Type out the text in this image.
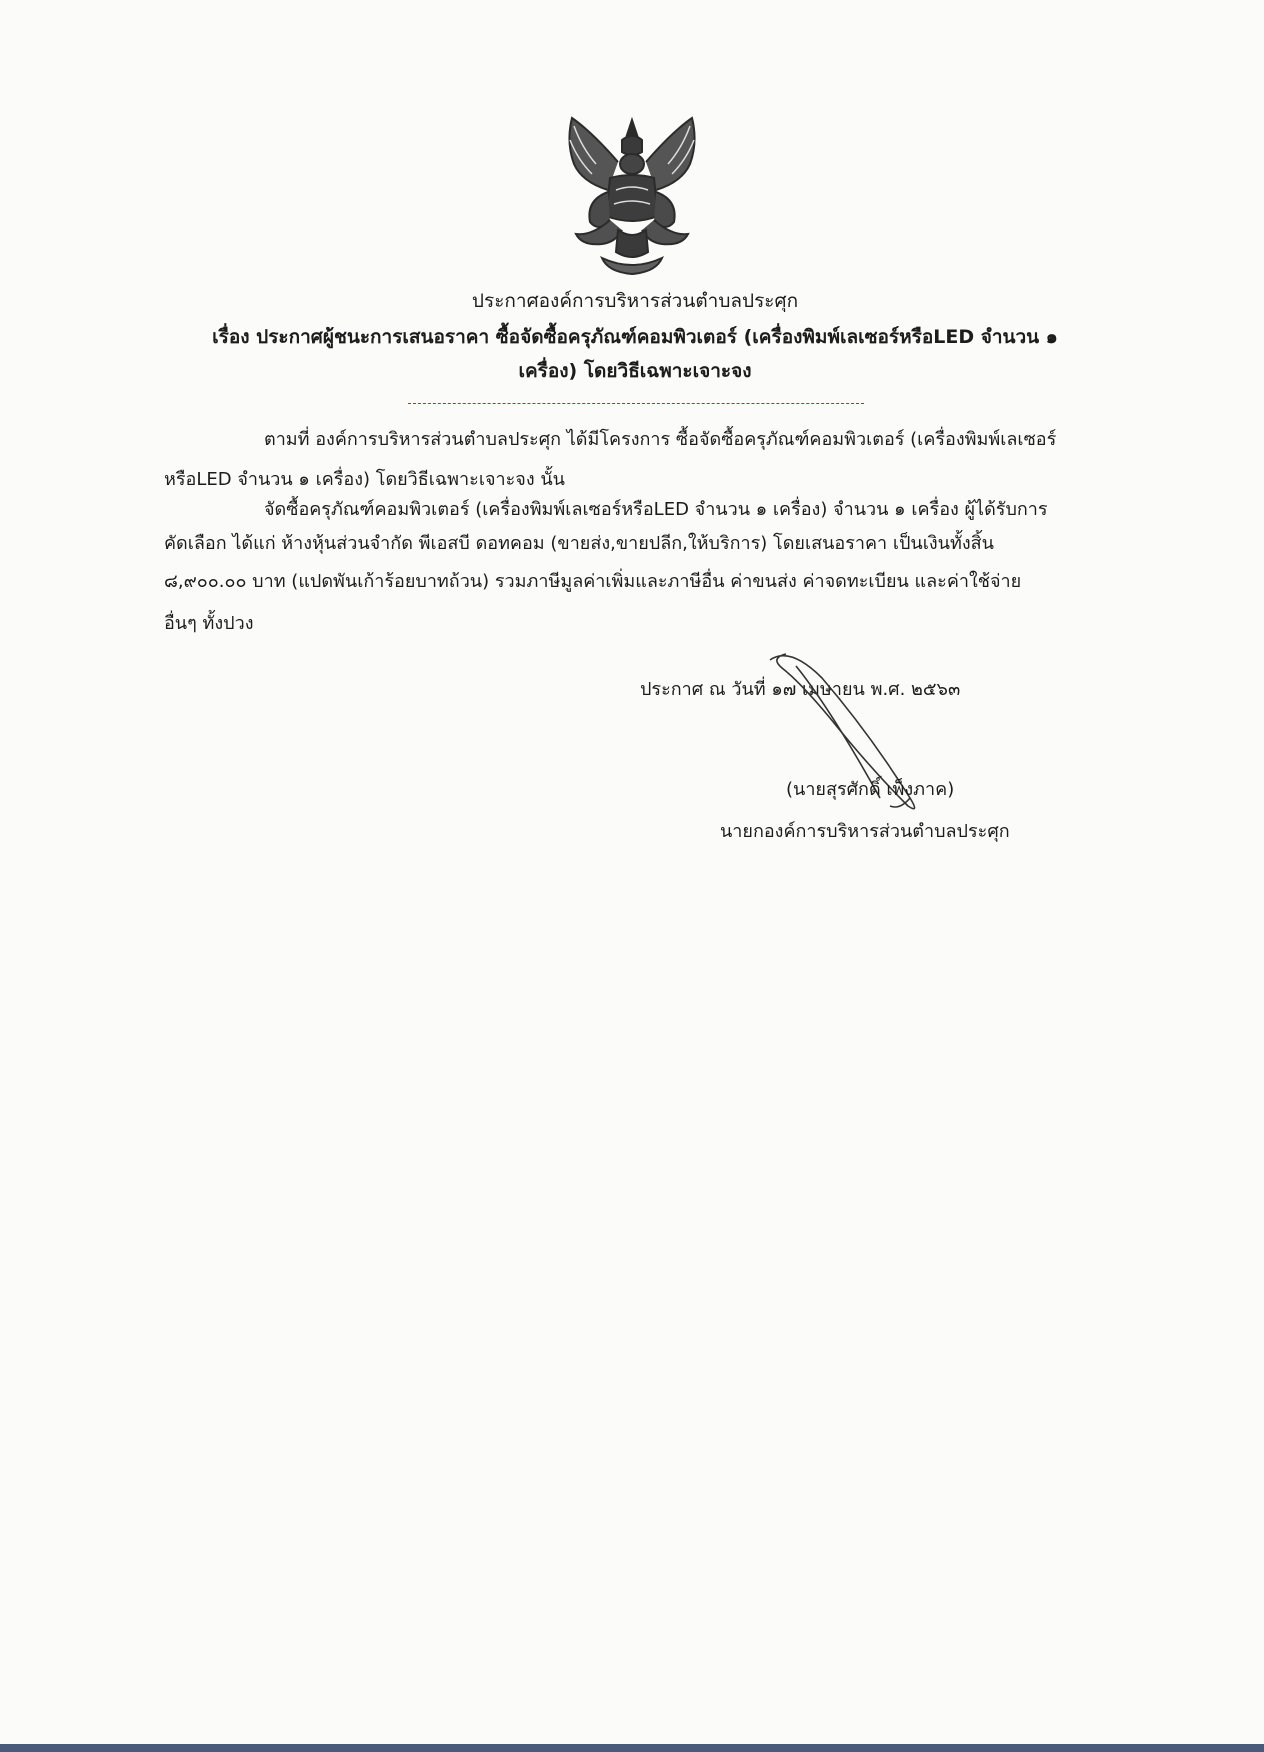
ประกาศองค์การบริหารส่วนตำบลประศุก
เรื่อง ประกาศผู้ชนะการเสนอราคา ซื้อจัดซื้อครุภัณฑ์คอมพิวเตอร์ (เครื่องพิมพ์เลเซอร์หรือLED จำนวน ๑
เครื่อง) โดยวิธีเฉพาะเจาะจง
ตามที่ องค์การบริหารส่วนตำบลประศุก ได้มีโครงการ ซื้อจัดซื้อครุภัณฑ์คอมพิวเตอร์ (เครื่องพิมพ์เลเซอร์
หรือLED จำนวน ๑ เครื่อง) โดยวิธีเฉพาะเจาะจง นั้น
จัดซื้อครุภัณฑ์คอมพิวเตอร์ (เครื่องพิมพ์เลเซอร์หรือLED จำนวน ๑ เครื่อง) จำนวน ๑ เครื่อง ผู้ได้รับการ
คัดเลือก ได้แก่ ห้างหุ้นส่วนจำกัด พีเอสบี ดอทคอม (ขายส่ง,ขายปลีก,ให้บริการ) โดยเสนอราคา เป็นเงินทั้งสิ้น
๘,๙๐๐.๐๐ บาท (แปดพันเก้าร้อยบาทถ้วน) รวมภาษีมูลค่าเพิ่มและภาษีอื่น ค่าขนส่ง ค่าจดทะเบียน และค่าใช้จ่าย
อื่นๆ ทั้งปวง
ประกาศ ณ วันที่ ๑๗ เมษายน พ.ศ. ๒๕๖๓
(นายสุรศักดิ์ เพ็งภาค)
นายกองค์การบริหารส่วนตำบลประศุก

■ **Set exercise**:
Pictures in the records must not appear in the copy; transcribe everything else precisely.

■ **Worked answer**:
Type out the text in this image.
ประกาศองค์การบริหารส่วนตำบลประศุก
เรื่อง ประกาศผู้ชนะการเสนอราคา ซื้อจัดซื้อครุภัณฑ์คอมพิวเตอร์ (เครื่องพิมพ์เลเซอร์หรือLED จำนวน ๑
เครื่อง) โดยวิธีเฉพาะเจาะจง
ตามที่ องค์การบริหารส่วนตำบลประศุก ได้มีโครงการ ซื้อจัดซื้อครุภัณฑ์คอมพิวเตอร์ (เครื่องพิมพ์เลเซอร์
หรือLED จำนวน ๑ เครื่อง) โดยวิธีเฉพาะเจาะจง นั้น
จัดซื้อครุภัณฑ์คอมพิวเตอร์ (เครื่องพิมพ์เลเซอร์หรือLED จำนวน ๑ เครื่อง) จำนวน ๑ เครื่อง ผู้ได้รับการ
คัดเลือก ได้แก่ ห้างหุ้นส่วนจำกัด พีเอสบี ดอทคอม (ขายส่ง,ขายปลีก,ให้บริการ) โดยเสนอราคา เป็นเงินทั้งสิ้น
๘,๙๐๐.๐๐ บาท (แปดพันเก้าร้อยบาทถ้วน) รวมภาษีมูลค่าเพิ่มและภาษีอื่น ค่าขนส่ง ค่าจดทะเบียน และค่าใช้จ่าย
อื่นๆ ทั้งปวง
ประกาศ ณ วันที่ ๑๗ เมษายน พ.ศ. ๒๕๖๓
(นายสุรศักดิ์ เพ็งภาค)
นายกองค์การบริหารส่วนตำบลประศุก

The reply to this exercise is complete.